**Brief:** Skip the images and return the records below exactly.

Collection entries:
** start **

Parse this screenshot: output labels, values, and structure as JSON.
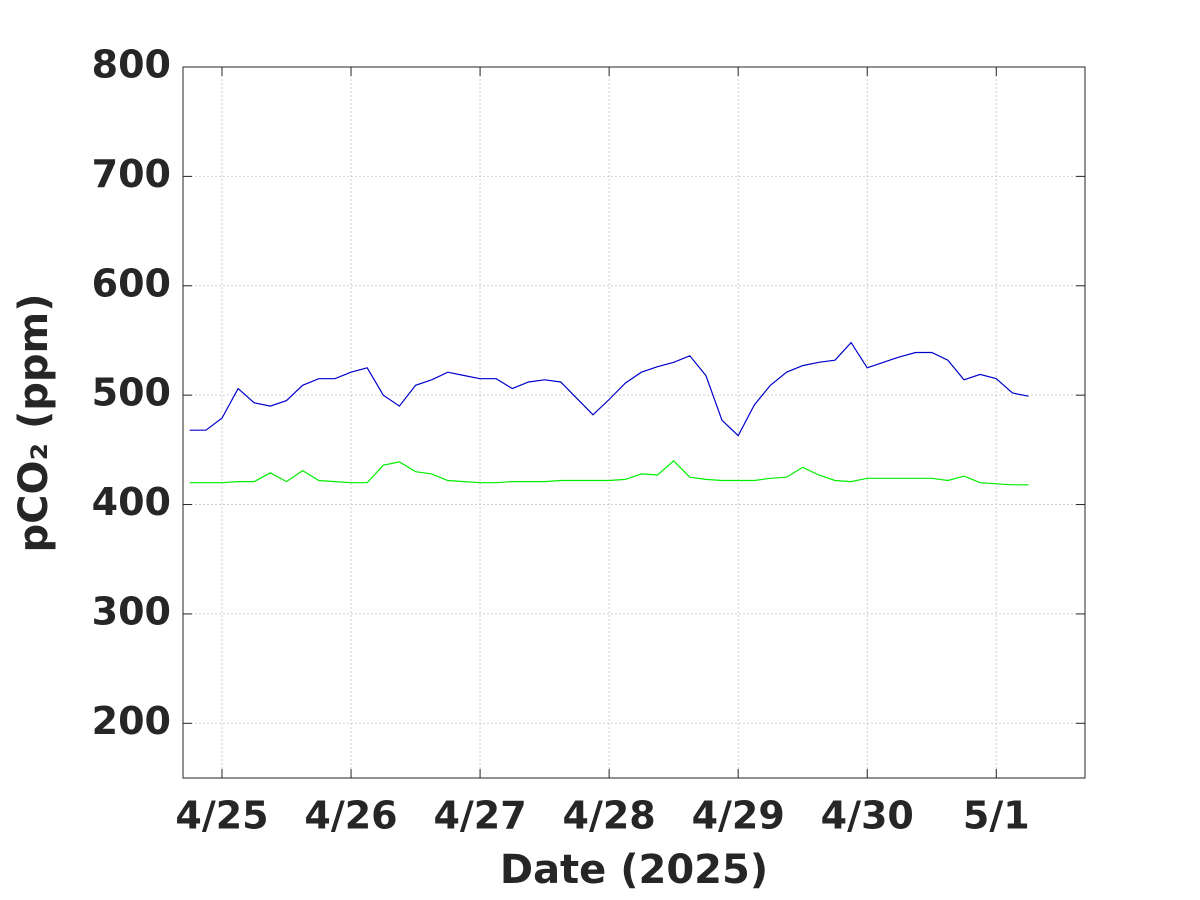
{
  "chart_data": {
    "type": "line",
    "xlabel": "Date (2025)",
    "ylabel": "pCO₂ (ppm)",
    "x": [
      "2025-04-24T18:00",
      "2025-04-24T21:00",
      "2025-04-25T00:00",
      "2025-04-25T03:00",
      "2025-04-25T06:00",
      "2025-04-25T09:00",
      "2025-04-25T12:00",
      "2025-04-25T15:00",
      "2025-04-25T18:00",
      "2025-04-25T21:00",
      "2025-04-26T00:00",
      "2025-04-26T03:00",
      "2025-04-26T06:00",
      "2025-04-26T09:00",
      "2025-04-26T12:00",
      "2025-04-26T15:00",
      "2025-04-26T18:00",
      "2025-04-26T21:00",
      "2025-04-27T00:00",
      "2025-04-27T03:00",
      "2025-04-27T06:00",
      "2025-04-27T09:00",
      "2025-04-27T12:00",
      "2025-04-27T15:00",
      "2025-04-27T18:00",
      "2025-04-27T21:00",
      "2025-04-28T00:00",
      "2025-04-28T03:00",
      "2025-04-28T06:00",
      "2025-04-28T09:00",
      "2025-04-28T12:00",
      "2025-04-28T15:00",
      "2025-04-28T18:00",
      "2025-04-28T21:00",
      "2025-04-29T00:00",
      "2025-04-29T03:00",
      "2025-04-29T06:00",
      "2025-04-29T09:00",
      "2025-04-29T12:00",
      "2025-04-29T15:00",
      "2025-04-29T18:00",
      "2025-04-29T21:00",
      "2025-04-30T00:00",
      "2025-04-30T03:00",
      "2025-04-30T06:00",
      "2025-04-30T09:00",
      "2025-04-30T12:00",
      "2025-04-30T15:00",
      "2025-04-30T18:00",
      "2025-04-30T21:00",
      "2025-05-01T00:00",
      "2025-05-01T03:00",
      "2025-05-01T06:00"
    ],
    "series": [
      {
        "color": "#0000cc",
        "values": [
          468,
          468,
          479,
          506,
          493,
          490,
          495,
          509,
          515,
          515,
          521,
          525,
          500,
          490,
          509,
          514,
          521,
          518,
          515,
          515,
          506,
          512,
          514,
          512,
          497,
          482,
          496,
          511,
          521,
          526,
          530,
          536,
          518,
          477,
          463,
          491,
          509,
          521,
          527,
          530,
          532,
          548,
          525,
          530,
          535,
          539,
          539,
          532,
          514,
          519,
          515,
          502,
          499
        ]
      },
      {
        "color": "#00ee00",
        "values": [
          420,
          420,
          420,
          421,
          421,
          429,
          421,
          431,
          422,
          421,
          420,
          420,
          436,
          439,
          430,
          428,
          422,
          421,
          420,
          420,
          421,
          421,
          421,
          422,
          422,
          422,
          422,
          423,
          428,
          427,
          440,
          425,
          423,
          422,
          422,
          422,
          424,
          425,
          434,
          427,
          422,
          421,
          424,
          424,
          424,
          424,
          424,
          422,
          426,
          420,
          419,
          418,
          418
        ]
      }
    ],
    "xlim": [
      "2025-04-24T16:45",
      "2025-05-01T16:30"
    ],
    "xticks": [
      {
        "value": "2025-04-25T00:00",
        "label": "4/25"
      },
      {
        "value": "2025-04-26T00:00",
        "label": "4/26"
      },
      {
        "value": "2025-04-27T00:00",
        "label": "4/27"
      },
      {
        "value": "2025-04-28T00:00",
        "label": "4/28"
      },
      {
        "value": "2025-04-29T00:00",
        "label": "4/29"
      },
      {
        "value": "2025-04-30T00:00",
        "label": "4/30"
      },
      {
        "value": "2025-05-01T00:00",
        "label": "5/1"
      }
    ],
    "ylim": [
      150,
      800
    ],
    "yticks": [
      200,
      300,
      400,
      500,
      600,
      700,
      800
    ],
    "grid": true
  }
}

** end **

**Exercise output:**
Parse this screenshot: output labels, values, and structure as JSON.
{
  "chart_data": {
    "type": "line",
    "xlabel": "Date (2025)",
    "ylabel": "pCO₂ (ppm)",
    "x": [
      "2025-04-24T18:00",
      "2025-04-24T21:00",
      "2025-04-25T00:00",
      "2025-04-25T03:00",
      "2025-04-25T06:00",
      "2025-04-25T09:00",
      "2025-04-25T12:00",
      "2025-04-25T15:00",
      "2025-04-25T18:00",
      "2025-04-25T21:00",
      "2025-04-26T00:00",
      "2025-04-26T03:00",
      "2025-04-26T06:00",
      "2025-04-26T09:00",
      "2025-04-26T12:00",
      "2025-04-26T15:00",
      "2025-04-26T18:00",
      "2025-04-26T21:00",
      "2025-04-27T00:00",
      "2025-04-27T03:00",
      "2025-04-27T06:00",
      "2025-04-27T09:00",
      "2025-04-27T12:00",
      "2025-04-27T15:00",
      "2025-04-27T18:00",
      "2025-04-27T21:00",
      "2025-04-28T00:00",
      "2025-04-28T03:00",
      "2025-04-28T06:00",
      "2025-04-28T09:00",
      "2025-04-28T12:00",
      "2025-04-28T15:00",
      "2025-04-28T18:00",
      "2025-04-28T21:00",
      "2025-04-29T00:00",
      "2025-04-29T03:00",
      "2025-04-29T06:00",
      "2025-04-29T09:00",
      "2025-04-29T12:00",
      "2025-04-29T15:00",
      "2025-04-29T18:00",
      "2025-04-29T21:00",
      "2025-04-30T00:00",
      "2025-04-30T03:00",
      "2025-04-30T06:00",
      "2025-04-30T09:00",
      "2025-04-30T12:00",
      "2025-04-30T15:00",
      "2025-04-30T18:00",
      "2025-04-30T21:00",
      "2025-05-01T00:00",
      "2025-05-01T03:00",
      "2025-05-01T06:00"
    ],
    "series": [
      {
        "color": "#0000cc",
        "values": [
          468,
          468,
          479,
          506,
          493,
          490,
          495,
          509,
          515,
          515,
          521,
          525,
          500,
          490,
          509,
          514,
          521,
          518,
          515,
          515,
          506,
          512,
          514,
          512,
          497,
          482,
          496,
          511,
          521,
          526,
          530,
          536,
          518,
          477,
          463,
          491,
          509,
          521,
          527,
          530,
          532,
          548,
          525,
          530,
          535,
          539,
          539,
          532,
          514,
          519,
          515,
          502,
          499
        ]
      },
      {
        "color": "#00ee00",
        "values": [
          420,
          420,
          420,
          421,
          421,
          429,
          421,
          431,
          422,
          421,
          420,
          420,
          436,
          439,
          430,
          428,
          422,
          421,
          420,
          420,
          421,
          421,
          421,
          422,
          422,
          422,
          422,
          423,
          428,
          427,
          440,
          425,
          423,
          422,
          422,
          422,
          424,
          425,
          434,
          427,
          422,
          421,
          424,
          424,
          424,
          424,
          424,
          422,
          426,
          420,
          419,
          418,
          418
        ]
      }
    ],
    "xlim": [
      "2025-04-24T16:45",
      "2025-05-01T16:30"
    ],
    "xticks": [
      {
        "value": "2025-04-25T00:00",
        "label": "4/25"
      },
      {
        "value": "2025-04-26T00:00",
        "label": "4/26"
      },
      {
        "value": "2025-04-27T00:00",
        "label": "4/27"
      },
      {
        "value": "2025-04-28T00:00",
        "label": "4/28"
      },
      {
        "value": "2025-04-29T00:00",
        "label": "4/29"
      },
      {
        "value": "2025-04-30T00:00",
        "label": "4/30"
      },
      {
        "value": "2025-05-01T00:00",
        "label": "5/1"
      }
    ],
    "ylim": [
      150,
      800
    ],
    "yticks": [
      200,
      300,
      400,
      500,
      600,
      700,
      800
    ],
    "grid": true
  }
}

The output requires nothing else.